**PROBLEM STATEMENT**
Locate all lines with the word "index". Copy them.

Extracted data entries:

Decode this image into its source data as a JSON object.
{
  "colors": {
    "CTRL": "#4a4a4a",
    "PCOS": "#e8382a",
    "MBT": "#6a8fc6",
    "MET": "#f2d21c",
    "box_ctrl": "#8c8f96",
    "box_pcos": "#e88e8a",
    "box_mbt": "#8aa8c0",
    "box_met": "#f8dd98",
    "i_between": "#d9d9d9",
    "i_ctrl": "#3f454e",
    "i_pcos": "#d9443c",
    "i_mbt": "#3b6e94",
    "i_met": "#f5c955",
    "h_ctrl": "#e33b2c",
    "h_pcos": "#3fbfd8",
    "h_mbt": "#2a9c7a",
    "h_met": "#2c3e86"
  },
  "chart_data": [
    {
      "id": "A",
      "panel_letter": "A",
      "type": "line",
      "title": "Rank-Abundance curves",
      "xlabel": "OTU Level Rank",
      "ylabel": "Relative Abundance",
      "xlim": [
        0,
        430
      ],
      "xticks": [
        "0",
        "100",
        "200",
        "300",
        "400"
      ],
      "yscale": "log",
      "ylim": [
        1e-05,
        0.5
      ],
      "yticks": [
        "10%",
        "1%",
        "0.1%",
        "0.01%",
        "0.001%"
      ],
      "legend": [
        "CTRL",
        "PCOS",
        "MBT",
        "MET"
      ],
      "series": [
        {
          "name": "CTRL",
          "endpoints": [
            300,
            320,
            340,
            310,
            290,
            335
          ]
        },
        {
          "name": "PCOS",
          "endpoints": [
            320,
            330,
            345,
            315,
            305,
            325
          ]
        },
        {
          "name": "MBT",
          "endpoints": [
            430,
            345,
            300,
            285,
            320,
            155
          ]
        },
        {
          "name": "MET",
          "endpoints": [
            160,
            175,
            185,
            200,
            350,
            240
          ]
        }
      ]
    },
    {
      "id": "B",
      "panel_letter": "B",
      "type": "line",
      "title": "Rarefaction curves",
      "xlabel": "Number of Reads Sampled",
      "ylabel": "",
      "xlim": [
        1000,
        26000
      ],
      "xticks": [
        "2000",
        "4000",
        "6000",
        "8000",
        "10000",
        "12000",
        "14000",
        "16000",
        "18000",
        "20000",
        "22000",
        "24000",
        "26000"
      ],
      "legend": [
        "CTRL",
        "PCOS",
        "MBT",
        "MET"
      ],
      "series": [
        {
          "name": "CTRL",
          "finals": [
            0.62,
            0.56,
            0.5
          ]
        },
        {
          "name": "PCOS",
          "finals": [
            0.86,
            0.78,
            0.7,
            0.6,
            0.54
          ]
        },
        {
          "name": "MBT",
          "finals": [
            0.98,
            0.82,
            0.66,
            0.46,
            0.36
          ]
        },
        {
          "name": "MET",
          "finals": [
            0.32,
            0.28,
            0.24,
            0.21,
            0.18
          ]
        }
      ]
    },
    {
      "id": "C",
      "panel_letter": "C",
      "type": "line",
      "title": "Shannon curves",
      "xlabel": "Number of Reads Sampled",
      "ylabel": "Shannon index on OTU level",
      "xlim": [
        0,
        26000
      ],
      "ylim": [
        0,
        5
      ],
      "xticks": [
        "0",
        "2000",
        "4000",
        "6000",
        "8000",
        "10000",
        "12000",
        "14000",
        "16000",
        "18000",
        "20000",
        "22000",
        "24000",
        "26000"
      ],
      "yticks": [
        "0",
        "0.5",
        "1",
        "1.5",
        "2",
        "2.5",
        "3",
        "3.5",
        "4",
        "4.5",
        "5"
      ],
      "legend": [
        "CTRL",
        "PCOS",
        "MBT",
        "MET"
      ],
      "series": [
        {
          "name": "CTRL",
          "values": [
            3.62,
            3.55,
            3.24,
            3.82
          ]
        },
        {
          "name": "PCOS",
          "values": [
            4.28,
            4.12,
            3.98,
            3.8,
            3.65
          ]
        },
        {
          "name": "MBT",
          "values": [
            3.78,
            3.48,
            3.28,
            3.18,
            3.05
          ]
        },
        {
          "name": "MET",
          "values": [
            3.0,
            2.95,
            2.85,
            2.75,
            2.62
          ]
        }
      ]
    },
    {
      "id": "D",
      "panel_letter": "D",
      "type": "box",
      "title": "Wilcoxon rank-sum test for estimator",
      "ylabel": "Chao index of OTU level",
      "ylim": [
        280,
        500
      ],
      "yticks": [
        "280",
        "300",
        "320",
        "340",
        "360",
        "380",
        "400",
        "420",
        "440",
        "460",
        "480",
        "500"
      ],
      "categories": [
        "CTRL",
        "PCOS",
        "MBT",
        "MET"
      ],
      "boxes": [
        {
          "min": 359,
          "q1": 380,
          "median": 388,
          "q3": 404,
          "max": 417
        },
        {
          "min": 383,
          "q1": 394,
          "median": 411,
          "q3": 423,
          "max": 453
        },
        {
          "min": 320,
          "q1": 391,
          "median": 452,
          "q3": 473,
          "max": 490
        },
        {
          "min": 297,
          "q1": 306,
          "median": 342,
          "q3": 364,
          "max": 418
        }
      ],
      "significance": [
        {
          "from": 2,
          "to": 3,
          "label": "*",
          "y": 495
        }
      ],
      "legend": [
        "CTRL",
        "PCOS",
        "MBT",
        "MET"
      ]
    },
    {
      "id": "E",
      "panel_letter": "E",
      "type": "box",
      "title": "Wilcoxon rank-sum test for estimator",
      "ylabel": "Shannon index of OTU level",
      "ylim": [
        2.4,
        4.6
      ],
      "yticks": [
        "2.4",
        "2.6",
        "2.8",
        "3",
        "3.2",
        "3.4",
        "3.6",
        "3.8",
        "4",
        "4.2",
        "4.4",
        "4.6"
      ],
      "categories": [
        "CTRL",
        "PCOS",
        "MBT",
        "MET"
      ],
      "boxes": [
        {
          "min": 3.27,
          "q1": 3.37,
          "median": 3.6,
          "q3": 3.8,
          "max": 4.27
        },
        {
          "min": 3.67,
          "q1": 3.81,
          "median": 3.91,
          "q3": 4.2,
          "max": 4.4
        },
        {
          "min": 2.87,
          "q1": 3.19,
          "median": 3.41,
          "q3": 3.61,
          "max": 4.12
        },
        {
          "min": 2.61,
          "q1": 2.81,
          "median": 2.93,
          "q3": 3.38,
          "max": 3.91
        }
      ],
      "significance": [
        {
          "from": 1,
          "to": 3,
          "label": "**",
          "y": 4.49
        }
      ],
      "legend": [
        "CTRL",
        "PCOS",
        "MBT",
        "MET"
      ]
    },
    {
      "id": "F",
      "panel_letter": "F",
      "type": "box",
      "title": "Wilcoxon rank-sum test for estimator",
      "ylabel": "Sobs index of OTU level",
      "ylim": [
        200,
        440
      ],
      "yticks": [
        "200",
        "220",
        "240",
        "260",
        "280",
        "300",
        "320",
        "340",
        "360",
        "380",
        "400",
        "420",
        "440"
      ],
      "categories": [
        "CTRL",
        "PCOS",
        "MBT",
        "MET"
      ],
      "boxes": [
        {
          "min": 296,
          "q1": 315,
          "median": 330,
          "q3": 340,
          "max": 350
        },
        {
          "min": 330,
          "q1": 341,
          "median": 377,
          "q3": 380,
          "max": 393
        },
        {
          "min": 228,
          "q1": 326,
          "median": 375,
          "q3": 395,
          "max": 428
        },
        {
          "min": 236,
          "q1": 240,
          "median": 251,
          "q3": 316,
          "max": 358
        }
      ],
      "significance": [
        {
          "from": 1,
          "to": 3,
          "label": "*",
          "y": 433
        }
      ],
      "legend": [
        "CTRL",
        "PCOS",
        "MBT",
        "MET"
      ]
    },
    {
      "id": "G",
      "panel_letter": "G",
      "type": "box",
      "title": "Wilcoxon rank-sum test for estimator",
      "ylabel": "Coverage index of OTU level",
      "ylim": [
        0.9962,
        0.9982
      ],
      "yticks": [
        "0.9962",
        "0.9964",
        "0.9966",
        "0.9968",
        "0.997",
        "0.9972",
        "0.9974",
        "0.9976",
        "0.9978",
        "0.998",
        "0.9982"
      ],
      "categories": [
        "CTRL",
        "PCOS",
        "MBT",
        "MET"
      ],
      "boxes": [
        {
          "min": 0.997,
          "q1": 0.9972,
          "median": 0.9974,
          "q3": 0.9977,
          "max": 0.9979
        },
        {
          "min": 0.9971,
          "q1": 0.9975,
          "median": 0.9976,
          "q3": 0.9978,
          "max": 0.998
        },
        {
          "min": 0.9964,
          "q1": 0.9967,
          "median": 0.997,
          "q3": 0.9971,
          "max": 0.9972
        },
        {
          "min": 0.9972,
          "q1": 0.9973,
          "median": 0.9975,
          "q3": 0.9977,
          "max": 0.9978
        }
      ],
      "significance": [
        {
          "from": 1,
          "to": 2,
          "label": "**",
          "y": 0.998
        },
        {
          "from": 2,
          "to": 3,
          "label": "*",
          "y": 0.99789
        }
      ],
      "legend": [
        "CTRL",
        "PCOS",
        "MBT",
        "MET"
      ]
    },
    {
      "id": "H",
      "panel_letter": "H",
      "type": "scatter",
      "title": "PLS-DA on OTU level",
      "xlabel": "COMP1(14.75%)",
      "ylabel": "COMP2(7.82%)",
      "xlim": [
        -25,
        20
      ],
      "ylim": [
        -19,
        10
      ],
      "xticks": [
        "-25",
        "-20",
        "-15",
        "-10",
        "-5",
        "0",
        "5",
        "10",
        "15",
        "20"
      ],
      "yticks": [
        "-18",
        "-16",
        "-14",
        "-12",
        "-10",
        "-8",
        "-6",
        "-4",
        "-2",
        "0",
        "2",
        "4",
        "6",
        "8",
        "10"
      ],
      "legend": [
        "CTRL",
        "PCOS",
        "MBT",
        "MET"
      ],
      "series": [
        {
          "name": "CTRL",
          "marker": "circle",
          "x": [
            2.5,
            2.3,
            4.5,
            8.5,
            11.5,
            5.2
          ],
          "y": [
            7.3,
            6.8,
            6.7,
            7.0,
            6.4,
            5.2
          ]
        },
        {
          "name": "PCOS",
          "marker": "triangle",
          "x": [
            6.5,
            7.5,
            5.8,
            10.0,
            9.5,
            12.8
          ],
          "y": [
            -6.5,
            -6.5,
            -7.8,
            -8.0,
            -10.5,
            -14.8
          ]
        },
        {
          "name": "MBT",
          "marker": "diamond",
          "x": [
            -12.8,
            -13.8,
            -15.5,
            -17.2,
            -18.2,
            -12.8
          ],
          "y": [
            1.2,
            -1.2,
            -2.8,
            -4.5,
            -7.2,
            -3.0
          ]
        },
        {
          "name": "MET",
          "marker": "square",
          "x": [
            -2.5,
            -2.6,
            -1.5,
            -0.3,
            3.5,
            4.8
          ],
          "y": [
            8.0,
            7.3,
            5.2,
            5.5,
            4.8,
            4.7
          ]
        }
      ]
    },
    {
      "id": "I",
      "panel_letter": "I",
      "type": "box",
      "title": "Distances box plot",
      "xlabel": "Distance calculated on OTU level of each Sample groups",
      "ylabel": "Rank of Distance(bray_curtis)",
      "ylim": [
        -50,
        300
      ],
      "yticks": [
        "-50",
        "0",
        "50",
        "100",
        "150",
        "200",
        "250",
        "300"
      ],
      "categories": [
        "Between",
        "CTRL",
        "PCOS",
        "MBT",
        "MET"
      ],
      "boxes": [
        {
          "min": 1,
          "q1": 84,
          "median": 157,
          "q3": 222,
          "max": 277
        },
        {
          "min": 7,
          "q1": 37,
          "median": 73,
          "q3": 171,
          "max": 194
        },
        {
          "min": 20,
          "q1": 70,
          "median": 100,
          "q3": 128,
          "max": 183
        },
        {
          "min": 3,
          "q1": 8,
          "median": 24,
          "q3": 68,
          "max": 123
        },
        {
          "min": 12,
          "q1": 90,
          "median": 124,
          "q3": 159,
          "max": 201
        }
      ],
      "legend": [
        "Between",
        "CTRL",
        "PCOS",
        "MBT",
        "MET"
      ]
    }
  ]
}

**TASK RESPONSE**
      "ylabel": "Shannon index on OTU level",
      "ylabel": "Chao index of OTU level",
      "ylabel": "Shannon index of OTU level",
      "ylabel": "Sobs index of OTU level",
      "ylabel": "Coverage index of OTU level",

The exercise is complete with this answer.